━━━━━ DATA UNDER STUDY ━━━━━
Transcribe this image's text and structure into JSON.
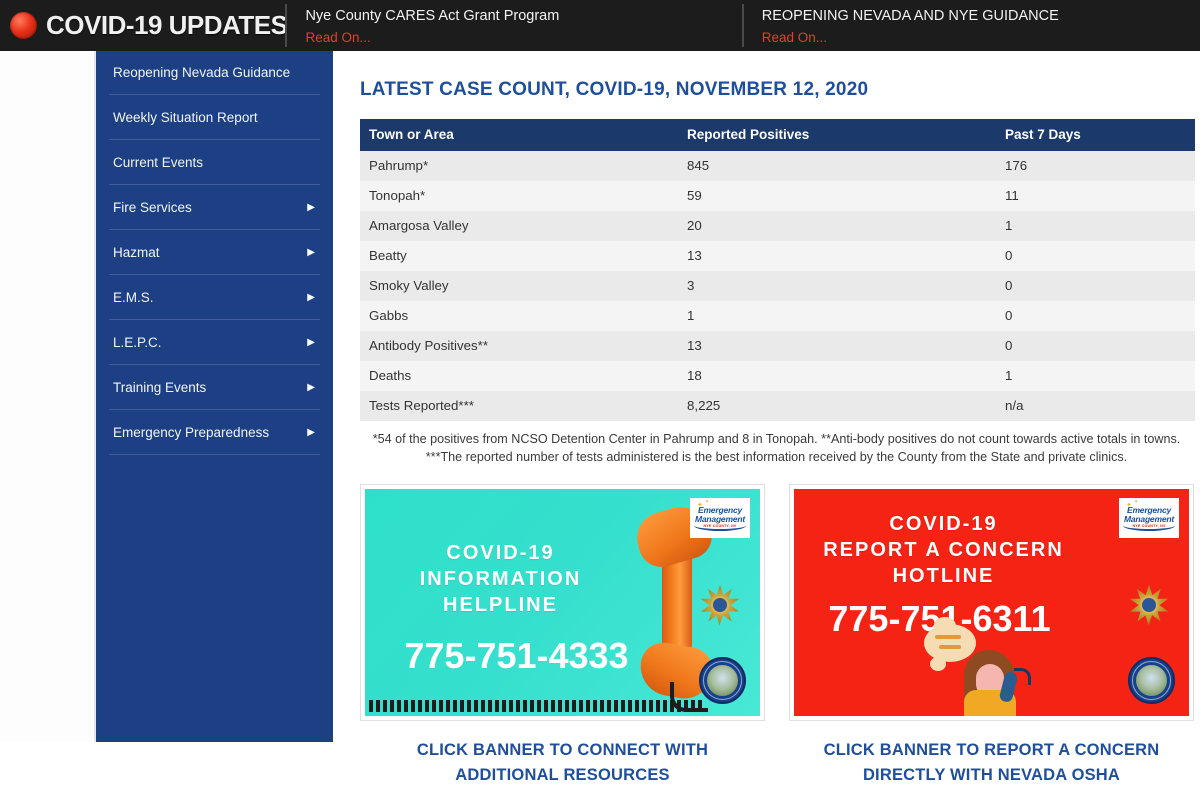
{
  "topbar": {
    "brand": "COVID-19 UPDATES",
    "alert_icon": "red-alert-dot-icon",
    "items": [
      {
        "headline": "Nye County CARES Act Grant Program",
        "link": "Read On..."
      },
      {
        "headline": "REOPENING NEVADA AND NYE GUIDANCE",
        "link": "Read On..."
      }
    ]
  },
  "sidebar": {
    "items": [
      {
        "label": "Reopening Nevada Guidance",
        "caret": ""
      },
      {
        "label": "Weekly Situation Report",
        "caret": ""
      },
      {
        "label": "Current Events",
        "caret": ""
      },
      {
        "label": "Fire Services",
        "caret": "▶"
      },
      {
        "label": "Hazmat",
        "caret": "▶"
      },
      {
        "label": "E.M.S.",
        "caret": "▶"
      },
      {
        "label": "L.E.P.C.",
        "caret": "▶"
      },
      {
        "label": "Training Events",
        "caret": "▶"
      },
      {
        "label": "Emergency Preparedness",
        "caret": "▶"
      }
    ]
  },
  "main": {
    "title": "LATEST CASE COUNT, COVID-19, NOVEMBER 12, 2020",
    "table": {
      "headers": [
        "Town or Area",
        "Reported Positives",
        "Past 7 Days"
      ],
      "rows": [
        [
          "Pahrump*",
          "845",
          "176"
        ],
        [
          "Tonopah*",
          "59",
          "11"
        ],
        [
          "Amargosa Valley",
          "20",
          "1"
        ],
        [
          "Beatty",
          "13",
          "0"
        ],
        [
          "Smoky Valley",
          "3",
          "0"
        ],
        [
          "Gabbs",
          "1",
          "0"
        ],
        [
          "Antibody Positives**",
          "13",
          "0"
        ],
        [
          "Deaths",
          "18",
          "1"
        ],
        [
          "Tests Reported***",
          "8,225",
          "n/a"
        ]
      ]
    },
    "footnote": "*54 of the positives from NCSO Detention Center in Pahrump and 8 in Tonopah. **Anti-body positives do not count towards active totals in towns. ***The reported number of tests administered is the best information received by the County from the State and private clinics.",
    "banners": [
      {
        "theme_color": "#2fe0cb",
        "line1": "COVID-19",
        "line2": "INFORMATION",
        "line3": "HELPLINE",
        "phone": "775-751-4333",
        "logo_line1": "Emergency",
        "logo_line2": "Management",
        "logo_line3": "NYE COUNTY, NV",
        "caption": "CLICK BANNER TO CONNECT WITH ADDITIONAL RESOURCES"
      },
      {
        "theme_color": "#f42314",
        "line1": "COVID-19",
        "line2": "REPORT A CONCERN",
        "line3": "HOTLINE",
        "phone": "775-751-6311",
        "logo_line1": "Emergency",
        "logo_line2": "Management",
        "logo_line3": "NYE COUNTY, NV",
        "caption": "CLICK BANNER TO REPORT A CONCERN DIRECTLY WITH NEVADA OSHA"
      }
    ],
    "captions": [
      {
        "l1": "CLICK BANNER TO CONNECT WITH",
        "l2": "ADDITIONAL RESOURCES"
      },
      {
        "l1": "CLICK BANNER TO REPORT A CONCERN",
        "l2": "DIRECTLY WITH NEVADA OSHA"
      }
    ]
  },
  "colors": {
    "sidebar_blue": "#1c4083",
    "table_header_blue": "#1b3a6b",
    "link_blue": "#1f4f9c",
    "topbar_black": "#1c1c1c",
    "read_on_red": "#e2402b"
  }
}
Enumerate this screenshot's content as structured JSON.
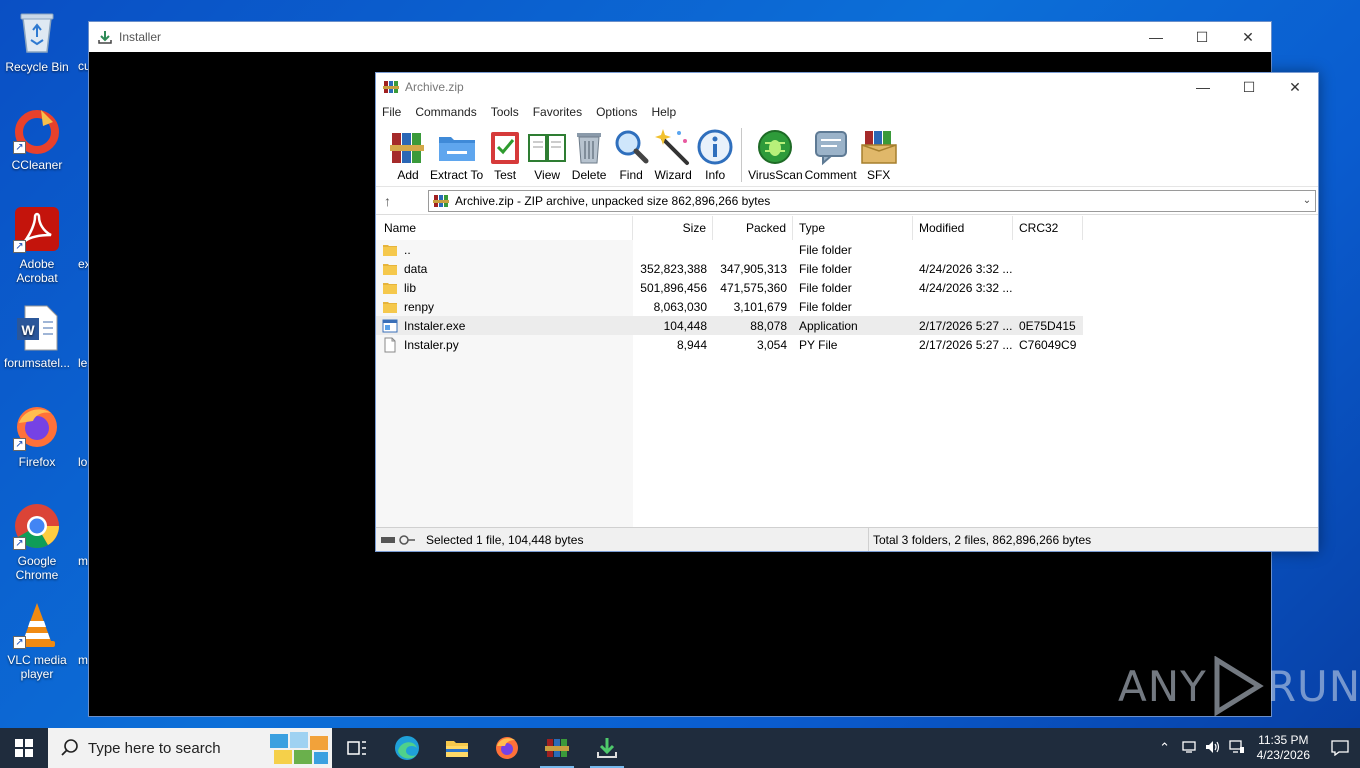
{
  "desktop": {
    "icons": [
      {
        "label": "Recycle Bin"
      },
      {
        "label": "CCleaner"
      },
      {
        "label": "Adobe Acrobat"
      },
      {
        "label": "forumsatel..."
      },
      {
        "label": "Firefox"
      },
      {
        "label": "Google Chrome"
      },
      {
        "label": "VLC media player"
      }
    ],
    "clipped_labels": [
      "cu",
      "ex",
      "le",
      "lo",
      "m",
      "m"
    ]
  },
  "installer_window": {
    "title": "Installer"
  },
  "winrar": {
    "title": "Archive.zip",
    "menu": [
      "File",
      "Commands",
      "Tools",
      "Favorites",
      "Options",
      "Help"
    ],
    "toolbar": [
      {
        "label": "Add",
        "icon": "add-books-icon"
      },
      {
        "label": "Extract To",
        "icon": "extract-folder-icon"
      },
      {
        "label": "Test",
        "icon": "test-clipboard-icon"
      },
      {
        "label": "View",
        "icon": "view-book-icon"
      },
      {
        "label": "Delete",
        "icon": "trash-icon"
      },
      {
        "label": "Find",
        "icon": "magnifier-icon"
      },
      {
        "label": "Wizard",
        "icon": "wand-icon"
      },
      {
        "label": "Info",
        "icon": "info-icon"
      },
      {
        "label": "VirusScan",
        "icon": "bug-scan-icon"
      },
      {
        "label": "Comment",
        "icon": "comment-icon"
      },
      {
        "label": "SFX",
        "icon": "sfx-box-icon"
      }
    ],
    "address": "Archive.zip - ZIP archive, unpacked size 862,896,266 bytes",
    "columns": {
      "name": "Name",
      "size": "Size",
      "packed": "Packed",
      "type": "Type",
      "modified": "Modified",
      "crc": "CRC32"
    },
    "files": [
      {
        "name": "..",
        "size": "",
        "packed": "",
        "type": "File folder",
        "modified": "",
        "crc": "",
        "kind": "folder"
      },
      {
        "name": "data",
        "size": "352,823,388",
        "packed": "347,905,313",
        "type": "File folder",
        "modified": "4/24/2026 3:32 ...",
        "crc": "",
        "kind": "folder"
      },
      {
        "name": "lib",
        "size": "501,896,456",
        "packed": "471,575,360",
        "type": "File folder",
        "modified": "4/24/2026 3:32 ...",
        "crc": "",
        "kind": "folder"
      },
      {
        "name": "renpy",
        "size": "8,063,030",
        "packed": "3,101,679",
        "type": "File folder",
        "modified": "",
        "crc": "",
        "kind": "folder"
      },
      {
        "name": "Instaler.exe",
        "size": "104,448",
        "packed": "88,078",
        "type": "Application",
        "modified": "2/17/2026 5:27 ...",
        "crc": "0E75D415",
        "kind": "exe"
      },
      {
        "name": "Instaler.py",
        "size": "8,944",
        "packed": "3,054",
        "type": "PY File",
        "modified": "2/17/2026 5:27 ...",
        "crc": "C76049C9",
        "kind": "file"
      }
    ],
    "status_left": "Selected 1 file, 104,448 bytes",
    "status_right": "Total 3 folders, 2 files, 862,896,266 bytes"
  },
  "watermark": {
    "text_left": "ANY",
    "text_right": "RUN"
  },
  "taskbar": {
    "search_placeholder": "Type here to search",
    "time": "11:35 PM",
    "date": "4/23/2026"
  },
  "colors": {
    "desktop_blue": "#0c6fd8",
    "taskbar": "#1f2c3d",
    "folder_yellow": "#f5c84c",
    "selection": "#ececec"
  }
}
━━━━━
→ **YOUR INSTRUCTIONS**
Copy each line from the records above that includes the string "JSON".

→ **ANSWER TO THE PROBLEM**
Transcribe this image's text and structure into JSON.
Enumerate this screenshot's content as structured JSON.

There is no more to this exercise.